[Exercise A] Using the passage on movie clickability, explain in one to three sentences why a higher chance of clicking leads to fewer repeats.
[Exercise B] Copy the passage on movie clickability from "Taking reasonable numbers" up to and including "which 337.3 unique).", substituting "trials" for "runs".
[Exercise C] State whether each statement agrees with the passage on movie clickability, answering yes or no and quoting the deciding words: (i) The clickability estimate of 1 to 2% came from personal experience. (ii) The results were averaged over 50 runs. (iii) On average, no movie was seen five or more times.

[Passage]
◇ ◇ ◇ ◇ ◇
Input (3), clickability, depends on both the (as yet unknown) number of tracks there might be, as well as one's personal threshold regarding what may be worth clicking. It turns out that the precise value chosen strongly effects the resulting frequency distribution - the more likely you are to click, the less likely you'll have repeats, since your Events list will be filled sooner with unique movies. Having guessed from personal experience at somewhere between 1 - 2%, I tried various values in between.

Taking reasonable numbers for total movies (160000), CMs (25%), plus my current number of real movies viewed (28275), number of Events (374), and using a value of 1.5% for clickability, the average results after 20 runs were as follows (figures to nearest decimal):
302.9 seen once, 32.2 twice, 2.0 three times, 0.2 four times, 0 times thereafter (total 374, of which 337.3 unique).
◇ ◇ ◇ ◇ ◇
[Dataset content]
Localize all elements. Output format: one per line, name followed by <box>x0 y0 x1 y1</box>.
◇ ◇ ◇ ◇ ◇
[Right answer A] The more likely you are to click, the sooner your Events list fills with unique movies, so fewer movies show up more than once.

[Right answer B]
Taking reasonable numbers for total movies (160000), CMs (25%), plus my current number of real movies viewed (28275), number of Events (374), and using a value of 1.5% for clickability, the average results after 20 trials were as follows (figures to nearest decimal):
302.9 seen once, 32.2 twice, 2.0 three times, 0.2 four times, 0 times thereafter (total 374, of which 337.3 unique).

[Right answer C]
(i) Yes: "Having guessed from personal experience at somewhere between 1 - 2%"
(ii) No: "the average results after 20 runs"
(iii) Yes: "0 times thereafter"